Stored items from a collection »
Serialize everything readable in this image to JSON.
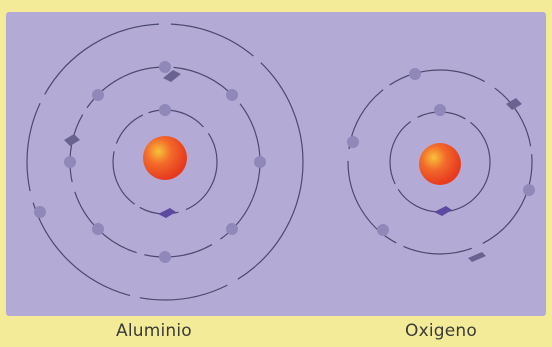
{
  "labels": {
    "aluminium": "Aluminio",
    "oxygen": "Oxigeno"
  },
  "colors": {
    "background": "#f3eb98",
    "panel": "#b3abd6",
    "nucleus": "#f04a24",
    "nucleus_highlight": "#f6c23a",
    "orbit": "#4d4a6e",
    "electron": "#8f88b8"
  },
  "atoms": [
    {
      "name": "aluminium",
      "shells": [
        2,
        8,
        3
      ]
    },
    {
      "name": "oxygen",
      "shells": [
        2,
        6
      ]
    }
  ]
}
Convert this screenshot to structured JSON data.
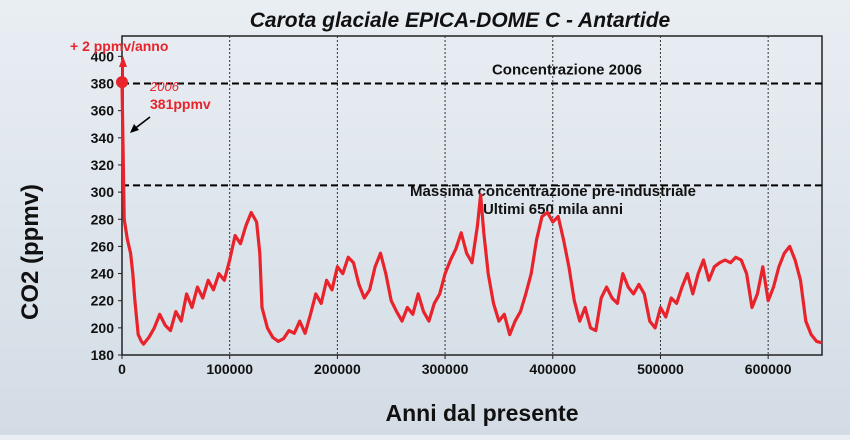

Requirements » Repeat all of the entries word for word, but omit the pictures.

Final result »
Serialize everything readable in this image to JSON.
{
  "labels": {
    "aluminium": "Aluminio",
    "oxygen": "Oxigeno"
  },
  "colors": {
    "background": "#f3eb98",
    "panel": "#b3abd6",
    "nucleus": "#f04a24",
    "nucleus_highlight": "#f6c23a",
    "orbit": "#4d4a6e",
    "electron": "#8f88b8"
  },
  "atoms": [
    {
      "name": "aluminium",
      "shells": [
        2,
        8,
        3
      ]
    },
    {
      "name": "oxygen",
      "shells": [
        2,
        6
      ]
    }
  ]
}
Convert this screenshot to structured JSON data.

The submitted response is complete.